Records:

--- BEGIN ---

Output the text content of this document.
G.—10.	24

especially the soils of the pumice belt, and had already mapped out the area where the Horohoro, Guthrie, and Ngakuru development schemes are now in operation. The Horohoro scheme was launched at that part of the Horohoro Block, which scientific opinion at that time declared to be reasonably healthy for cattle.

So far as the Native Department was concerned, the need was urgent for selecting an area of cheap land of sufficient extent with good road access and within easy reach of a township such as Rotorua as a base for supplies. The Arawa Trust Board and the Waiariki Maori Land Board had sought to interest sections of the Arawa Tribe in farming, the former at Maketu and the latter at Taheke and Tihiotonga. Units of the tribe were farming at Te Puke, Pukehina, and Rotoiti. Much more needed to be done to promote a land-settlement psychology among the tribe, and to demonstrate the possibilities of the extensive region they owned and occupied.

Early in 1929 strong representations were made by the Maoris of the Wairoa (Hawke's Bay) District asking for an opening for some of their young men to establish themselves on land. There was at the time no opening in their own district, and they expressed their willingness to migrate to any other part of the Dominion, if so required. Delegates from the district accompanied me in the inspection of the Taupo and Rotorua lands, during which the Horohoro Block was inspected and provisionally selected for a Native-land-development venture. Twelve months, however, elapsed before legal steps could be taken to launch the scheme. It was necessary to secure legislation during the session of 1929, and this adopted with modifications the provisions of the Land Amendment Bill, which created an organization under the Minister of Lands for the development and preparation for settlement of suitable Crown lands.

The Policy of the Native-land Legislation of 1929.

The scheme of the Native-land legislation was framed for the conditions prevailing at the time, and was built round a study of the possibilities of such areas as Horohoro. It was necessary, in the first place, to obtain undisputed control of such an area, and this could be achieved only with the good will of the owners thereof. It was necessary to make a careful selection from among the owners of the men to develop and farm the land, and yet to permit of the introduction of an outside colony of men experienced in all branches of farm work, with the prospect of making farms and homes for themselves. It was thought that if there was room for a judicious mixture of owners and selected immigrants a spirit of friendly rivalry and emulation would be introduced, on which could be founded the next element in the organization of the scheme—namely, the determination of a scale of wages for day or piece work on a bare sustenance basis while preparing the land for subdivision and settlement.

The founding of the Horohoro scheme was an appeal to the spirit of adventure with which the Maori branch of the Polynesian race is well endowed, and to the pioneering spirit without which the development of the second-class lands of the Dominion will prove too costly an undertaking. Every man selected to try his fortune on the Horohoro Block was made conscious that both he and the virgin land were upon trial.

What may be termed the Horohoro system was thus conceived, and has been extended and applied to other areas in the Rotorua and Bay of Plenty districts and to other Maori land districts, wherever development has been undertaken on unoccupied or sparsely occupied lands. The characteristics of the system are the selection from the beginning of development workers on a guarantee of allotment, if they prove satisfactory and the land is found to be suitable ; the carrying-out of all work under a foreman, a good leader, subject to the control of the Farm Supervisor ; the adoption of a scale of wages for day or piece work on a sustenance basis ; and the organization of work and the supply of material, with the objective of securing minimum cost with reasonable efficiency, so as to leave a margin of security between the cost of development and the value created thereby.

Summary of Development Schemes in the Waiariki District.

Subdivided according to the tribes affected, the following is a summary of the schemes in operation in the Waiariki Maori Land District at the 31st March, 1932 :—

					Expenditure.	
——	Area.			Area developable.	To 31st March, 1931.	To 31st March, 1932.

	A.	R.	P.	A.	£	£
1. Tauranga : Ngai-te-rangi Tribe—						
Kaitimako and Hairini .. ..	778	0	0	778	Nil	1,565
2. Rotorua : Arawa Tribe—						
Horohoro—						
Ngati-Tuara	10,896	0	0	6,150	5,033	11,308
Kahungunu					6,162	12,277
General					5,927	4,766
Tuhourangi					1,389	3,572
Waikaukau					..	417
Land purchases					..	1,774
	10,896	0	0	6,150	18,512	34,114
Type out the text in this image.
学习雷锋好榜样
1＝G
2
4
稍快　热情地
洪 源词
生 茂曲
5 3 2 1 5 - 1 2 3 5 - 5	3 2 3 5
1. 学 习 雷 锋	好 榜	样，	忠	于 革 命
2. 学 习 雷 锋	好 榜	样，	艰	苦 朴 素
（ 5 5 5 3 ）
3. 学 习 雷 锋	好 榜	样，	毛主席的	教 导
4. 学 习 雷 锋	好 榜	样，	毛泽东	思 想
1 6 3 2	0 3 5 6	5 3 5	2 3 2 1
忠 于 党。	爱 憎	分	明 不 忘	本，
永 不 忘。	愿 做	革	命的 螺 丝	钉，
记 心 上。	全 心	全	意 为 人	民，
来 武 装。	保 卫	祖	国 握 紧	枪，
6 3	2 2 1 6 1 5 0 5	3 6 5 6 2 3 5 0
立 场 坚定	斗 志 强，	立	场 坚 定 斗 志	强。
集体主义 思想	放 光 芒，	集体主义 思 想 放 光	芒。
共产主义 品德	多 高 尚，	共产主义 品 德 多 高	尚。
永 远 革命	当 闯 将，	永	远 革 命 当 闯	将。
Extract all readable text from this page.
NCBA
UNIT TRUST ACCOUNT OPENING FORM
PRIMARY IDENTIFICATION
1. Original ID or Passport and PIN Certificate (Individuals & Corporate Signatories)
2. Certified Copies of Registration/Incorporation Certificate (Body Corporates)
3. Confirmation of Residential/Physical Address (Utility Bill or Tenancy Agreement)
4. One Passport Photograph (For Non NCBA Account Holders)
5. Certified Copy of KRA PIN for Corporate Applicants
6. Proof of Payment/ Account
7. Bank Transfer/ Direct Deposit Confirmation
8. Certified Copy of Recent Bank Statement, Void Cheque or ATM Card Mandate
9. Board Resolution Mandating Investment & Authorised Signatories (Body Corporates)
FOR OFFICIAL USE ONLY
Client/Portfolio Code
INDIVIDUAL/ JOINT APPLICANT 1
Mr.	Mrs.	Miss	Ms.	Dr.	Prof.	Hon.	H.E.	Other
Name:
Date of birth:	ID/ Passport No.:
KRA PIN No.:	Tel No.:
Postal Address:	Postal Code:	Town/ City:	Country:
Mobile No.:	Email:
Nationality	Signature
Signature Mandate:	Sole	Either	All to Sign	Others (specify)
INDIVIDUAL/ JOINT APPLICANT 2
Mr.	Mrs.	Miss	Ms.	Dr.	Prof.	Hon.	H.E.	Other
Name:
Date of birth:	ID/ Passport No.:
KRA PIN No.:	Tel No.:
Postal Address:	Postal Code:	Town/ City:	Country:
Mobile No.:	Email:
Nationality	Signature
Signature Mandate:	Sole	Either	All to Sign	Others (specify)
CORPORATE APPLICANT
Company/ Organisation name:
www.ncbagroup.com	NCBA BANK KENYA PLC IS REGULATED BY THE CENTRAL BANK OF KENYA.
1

--- END ---

Write every record out again, unaltered.

Result of the exercise:
Output the text content of this document.
G.—10.	24

especially the soils of the pumice belt, and had already mapped out the area where the Horohoro, Guthrie, and Ngakuru development schemes are now in operation. The Horohoro scheme was launched at that part of the Horohoro Block, which scientific opinion at that time declared to be reasonably healthy for cattle.

So far as the Native Department was concerned, the need was urgent for selecting an area of cheap land of sufficient extent with good road access and within easy reach of a township such as Rotorua as a base for supplies. The Arawa Trust Board and the Waiariki Maori Land Board had sought to interest sections of the Arawa Tribe in farming, the former at Maketu and the latter at Taheke and Tihiotonga. Units of the tribe were farming at Te Puke, Pukehina, and Rotoiti. Much more needed to be done to promote a land-settlement psychology among the tribe, and to demonstrate the possibilities of the extensive region they owned and occupied.

Early in 1929 strong representations were made by the Maoris of the Wairoa (Hawke's Bay) District asking for an opening for some of their young men to establish themselves on land. There was at the time no opening in their own district, and they expressed their willingness to migrate to any other part of the Dominion, if so required. Delegates from the district accompanied me in the inspection of the Taupo and Rotorua lands, during which the Horohoro Block was inspected and provisionally selected for a Native-land-development venture. Twelve months, however, elapsed before legal steps could be taken to launch the scheme. It was necessary to secure legislation during the session of 1929, and this adopted with modifications the provisions of the Land Amendment Bill, which created an organization under the Minister of Lands for the development and preparation for settlement of suitable Crown lands.

The Policy of the Native-land Legislation of 1929.

The scheme of the Native-land legislation was framed for the conditions prevailing at the time, and was built round a study of the possibilities of such areas as Horohoro. It was necessary, in the first place, to obtain undisputed control of such an area, and this could be achieved only with the good will of the owners thereof. It was necessary to make a careful selection from among the owners of the men to develop and farm the land, and yet to permit of the introduction of an outside colony of men experienced in all branches of farm work, with the prospect of making farms and homes for themselves. It was thought that if there was room for a judicious mixture of owners and selected immigrants a spirit of friendly rivalry and emulation would be introduced, on which could be founded the next element in the organization of the scheme—namely, the determination of a scale of wages for day or piece work on a bare sustenance basis while preparing the land for subdivision and settlement.

The founding of the Horohoro scheme was an appeal to the spirit of adventure with which the Maori branch of the Polynesian race is well endowed, and to the pioneering spirit without which the development of the second-class lands of the Dominion will prove too costly an undertaking. Every man selected to try his fortune on the Horohoro Block was made conscious that both he and the virgin land were upon trial.

What may be termed the Horohoro system was thus conceived, and has been extended and applied to other areas in the Rotorua and Bay of Plenty districts and to other Maori land districts, wherever development has been undertaken on unoccupied or sparsely occupied lands. The characteristics of the system are the selection from the beginning of development workers on a guarantee of allotment, if they prove satisfactory and the land is found to be suitable ; the carrying-out of all work under a foreman, a good leader, subject to the control of the Farm Supervisor ; the adoption of a scale of wages for day or piece work on a sustenance basis ; and the organization of work and the supply of material, with the objective of securing minimum cost with reasonable efficiency, so as to leave a margin of security between the cost of development and the value created thereby.

Summary of Development Schemes in the Waiariki District.

Subdivided according to the tribes affected, the following is a summary of the schemes in operation in the Waiariki Maori Land District at the 31st March, 1932 :—

					Expenditure.	
——	Area.			Area developable.	To 31st March, 1931.	To 31st March, 1932.

	A.	R.	P.	A.	£	£
1. Tauranga : Ngai-te-rangi Tribe—						
Kaitimako and Hairini .. ..	778	0	0	778	Nil	1,565
2. Rotorua : Arawa Tribe—						
Horohoro—						
Ngati-Tuara	10,896	0	0	6,150	5,033	11,308
Kahungunu					6,162	12,277
General					5,927	4,766
Tuhourangi					1,389	3,572
Waikaukau					..	417
Land purchases					..	1,774
	10,896	0	0	6,150	18,512	34,114
Type out the text in this image.
学习雷锋好榜样
1＝G
2
4
稍快　热情地
洪 源词
生 茂曲
5 3 2 1 5 - 1 2 3 5 - 5	3 2 3 5
1. 学 习 雷 锋	好 榜	样，	忠	于 革 命
2. 学 习 雷 锋	好 榜	样，	艰	苦 朴 素
（ 5 5 5 3 ）
3. 学 习 雷 锋	好 榜	样，	毛主席的	教 导
4. 学 习 雷 锋	好 榜	样，	毛泽东	思 想
1 6 3 2	0 3 5 6	5 3 5	2 3 2 1
忠 于 党。	爱 憎	分	明 不 忘	本，
永 不 忘。	愿 做	革	命的 螺 丝	钉，
记 心 上。	全 心	全	意 为 人	民，
来 武 装。	保 卫	祖	国 握 紧	枪，
6 3	2 2 1 6 1 5 0 5	3 6 5 6 2 3 5 0
立 场 坚定	斗 志 强，	立	场 坚 定 斗 志	强。
集体主义 思想	放 光 芒，	集体主义 思 想 放 光	芒。
共产主义 品德	多 高 尚，	共产主义 品 德 多 高	尚。
永 远 革命	当 闯 将，	永	远 革 命 当 闯	将。
Extract all readable text from this page.
NCBA
UNIT TRUST ACCOUNT OPENING FORM
PRIMARY IDENTIFICATION
1. Original ID or Passport and PIN Certificate (Individuals & Corporate Signatories)
2. Certified Copies of Registration/Incorporation Certificate (Body Corporates)
3. Confirmation of Residential/Physical Address (Utility Bill or Tenancy Agreement)
4. One Passport Photograph (For Non NCBA Account Holders)
5. Certified Copy of KRA PIN for Corporate Applicants
6. Proof of Payment/ Account
7. Bank Transfer/ Direct Deposit Confirmation
8. Certified Copy of Recent Bank Statement, Void Cheque or ATM Card Mandate
9. Board Resolution Mandating Investment & Authorised Signatories (Body Corporates)
FOR OFFICIAL USE ONLY
Client/Portfolio Code
INDIVIDUAL/ JOINT APPLICANT 1
Mr.	Mrs.	Miss	Ms.	Dr.	Prof.	Hon.	H.E.	Other
Name:
Date of birth:	ID/ Passport No.:
KRA PIN No.:	Tel No.:
Postal Address:	Postal Code:	Town/ City:	Country:
Mobile No.:	Email:
Nationality	Signature
Signature Mandate:	Sole	Either	All to Sign	Others (specify)
INDIVIDUAL/ JOINT APPLICANT 2
Mr.	Mrs.	Miss	Ms.	Dr.	Prof.	Hon.	H.E.	Other
Name:
Date of birth:	ID/ Passport No.:
KRA PIN No.:	Tel No.:
Postal Address:	Postal Code:	Town/ City:	Country:
Mobile No.:	Email:
Nationality	Signature
Signature Mandate:	Sole	Either	All to Sign	Others (specify)
CORPORATE APPLICANT
Company/ Organisation name:
www.ncbagroup.com	NCBA BANK KENYA PLC IS REGULATED BY THE CENTRAL BANK OF KENYA.
1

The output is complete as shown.